>> BEGIN Extracted material

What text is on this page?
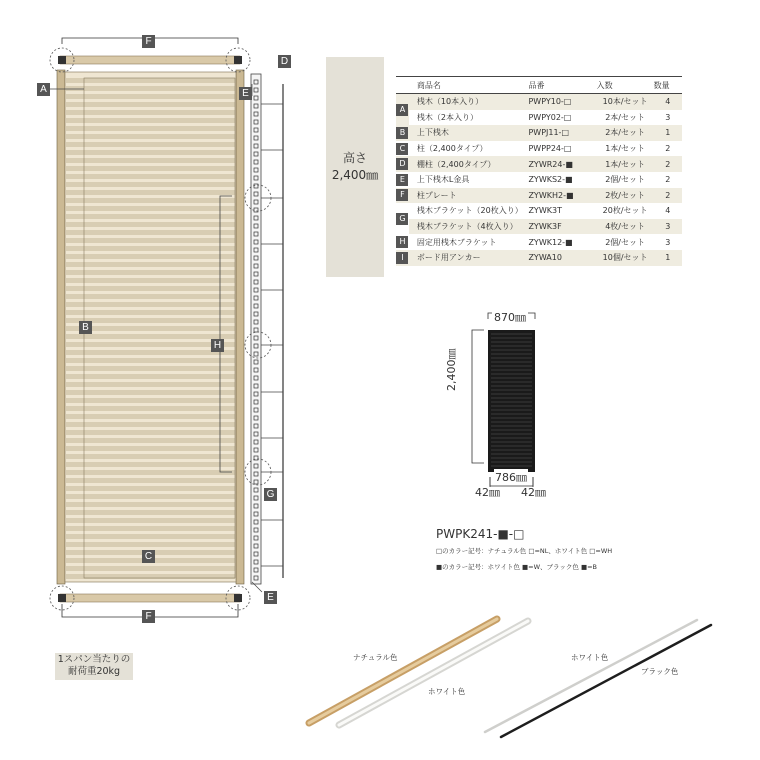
A
B
C
D
E
E
F
F
G
H
高さ
2,400㎜
	商品名	品番	入数	数量
A	桟木（10本入り）	PWPY10-□	10本/セット	4
	桟木（2本入り）	PWPY02-□	2本/セット	3
B	上下桟木	PWPJ11-□	2本/セット	1
C	柱（2,400タイプ）	PWPP24-□	1本/セット	2
D	棚柱（2,400タイプ）	ZYWR24-■	1本/セット	2
E	上下桟木L金具	ZYWKS2-■	2個/セット	2
F	柱プレート	ZYWKH2-■	2枚/セット	2
G	桟木ブラケット（20枚入り）	ZYWK3T	20枚/セット	4
	桟木ブラケット（4枚入り）	ZYWK3F	4枚/セット	3
H	固定用桟木ブラケット	ZYWK12-■	2個/セット	3
I	ボード用アンカー	ZYWA10	10個/セット	1
870㎜
2,400㎜
786㎜
42㎜ 42㎜
PWPK241-■-□
□のカラー記号：ナチュラル色 □=NL、ホワイト色 □=WH
■のカラー記号：ホワイト色 ■=W、ブラック色 ■=B
1スパン当たりの
耐荷重20kg
ナチュラル色
ホワイト色
ホワイト色
ブラック色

>> END Extracted material

• **What is required**
Copy every line of the material in which the word "ホワイト色" occurs.

• **Task answer**
□のカラー記号：ナチュラル色 □=NL、ホワイト色 □=WH
■のカラー記号：ホワイト色 ■=W、ブラック色 ■=B
ホワイト色
ホワイト色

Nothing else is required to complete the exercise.